● **Source extract**
○ ○ ○
Lets get started using SPSS to create a new data file. Double click on the SPSS icon. Depending on the version of SPSS you are using, you may see a screen that allows you to run an SPSS tutorial, open an existing file, or create a new file. For now, select create a new file and click on OK and a blank screen with a grid on it should appear. In newer versions of SPSS you will arrive at an empty grid ready to create a new data file. It is advisable to return to the SPSS tutorial at some point. You can access the tutorial from the Help button on the main toolbar at the top of the screen.
If you look in the bottom left of the screen you should see two tabs and the tab that is highlighted will be “data view.” The variable view screen is where you will define the variables or make changes to how existing variables are defined. The second tab “data view” is where you will go to enter the data. You can click back and forth between these two tabs. The SPSS data file is structured with the variables in the columns and cases in the rows. All of the data for a single case (organization, individual, family, couple, etc.) is entered in one row and is referred to as a “record.”
The first thing you want to do in setting up a SPSS data file is to create a variable you will use to identify the case. Let’s begin by creating a variable for case identification. There are two ways to define variables. From the variable view screen you can click on the cell where the first variable name will appear, this is at the top of the first column on the first row. From data view you can click on “var” at the top of the column where you want the variable to be placed, this action will take you to the variable view screen to define the variable. You can begin by typing in your first eight-character, or less, variable name – which in this example we could use ID. Type in ID for the first variable name.
You have different options to help define the variable. The first is “type.” Most of the data we will be concerned with will be numeric, for example, our first variable ID is numeric. Data that consists of words are called “string” variables. Some variables may be in dollars and you could select “dollar” for the type. If the variable is a date, as in date of birth, it is important to specify that the variable type as a date. If not, you will not be able to use SPSS to calculate the time between two periods or age at a certain point such as baseline or entry to the program. If you select date at the type, then you must next select the format for how you will enter the date. It is important to be consistent throughout (e.g., mm/dd/yy, or mm/dd/yyyy).
When you design a database you want to consider speed, accuracy, and ease of data entry. The order of the variables you define should match with the order of your data gathering device (questionnaire, interview schedule, etc.). It will be very difficult to enter the data if it requires flipping back and forth between pages or moving the cursor up and down to different variables. You want to aim for a smooth process.
The next option is “Width.” The width you will select depends on the number of characters in the range of possible responses to that variable. For instance, if my ID data are all 3 digit numbers, I may want to change width from the default of 8 to 3. The width is set on 8 by default, this simply means the number of characters that are allowed for that variable unless you specify differently. If you changed width to two, the space for that variable would become very narrow – go ahead and try it out. I usually leave width at the default of 8 so that I can read the 8 character variable names. If you need more spaces, for example, if you are entering a 9 digit ID number you would need to change the width to 9, and so on. To change these values, simply click on the cell and then follow the arrows, or gray box, etc., whatever appears.
The next field is “Decimals.” Unless I want decimal places I like to change the decimal from 2 to 0, otherwise I will have a decimal and two zeros behind every value in the database.
○ ○ ○
● **Entries provided**
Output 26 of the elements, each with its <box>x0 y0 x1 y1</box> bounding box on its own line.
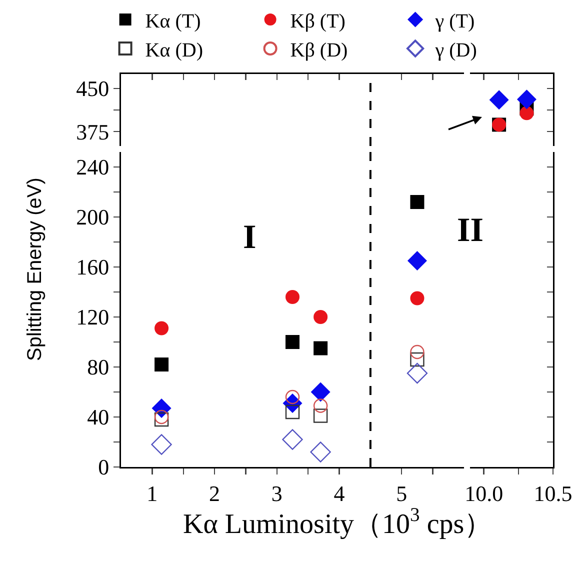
y-tick-label: 40 <box>87 404 110 430</box>
x-tick-label: 2 <box>209 480 220 506</box>
x-tick-label: 4 <box>334 480 345 506</box>
x-tick-label: 10.5 <box>534 480 572 506</box>
y-tick-label: 120 <box>76 304 110 330</box>
x-axis-title: Kα Luminosity（10$^{3}$ cps） <box>183 505 492 540</box>
legend-label: γ (T) <box>434 10 475 32</box>
legend-label: Kα (D) <box>145 39 203 62</box>
x-tick-label: 3 <box>271 480 282 506</box>
legend-label: γ (D) <box>434 39 477 62</box>
x-tick-label: 1 <box>146 480 158 506</box>
y-tick-label: 160 <box>76 254 110 280</box>
annotation: II <box>457 212 484 249</box>
legend-label: Kα (T) <box>145 10 201 32</box>
y-tick-label: 80 <box>87 354 110 380</box>
y-tick-label: 200 <box>76 204 110 230</box>
y-tick-label: 0 <box>98 454 110 480</box>
legend-label: Kβ (D) <box>290 39 348 62</box>
annotation: I <box>243 219 256 256</box>
y-axis-title: Splitting Energy (eV) <box>24 178 46 361</box>
legend-label: Kβ (T) <box>290 10 346 32</box>
x-tick-label: 10.0 <box>464 480 504 506</box>
y-tick-label: 240 <box>76 154 110 180</box>
y-tick-label: 375 <box>76 119 110 144</box>
y-tick-label: 450 <box>76 76 110 102</box>
x-tick-label: 5 <box>396 480 408 506</box>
○ ○ ○
● **The task**
Write the next part of the SPSS data-file walkthrough, picking up right after its paragraph on the "Decimals" field.

● **Expected answer**
Once you are finished changing type, width, and decimals you will see the option for values. In older versions of SPSS you need to click on continue. Since there are no value labels for ID, and should be no missing data, you can leave it at the default which is set on none for missing. Also in older versions of SPSS click on ok and you are ready to start defining another variable. You will not need to change anything under the option column format, align, or measure. Do be careful however that under measure, nominal or ordinal is not chosen for a variable that is continuous, or that you are using as interval or ratio data. Scale is the default.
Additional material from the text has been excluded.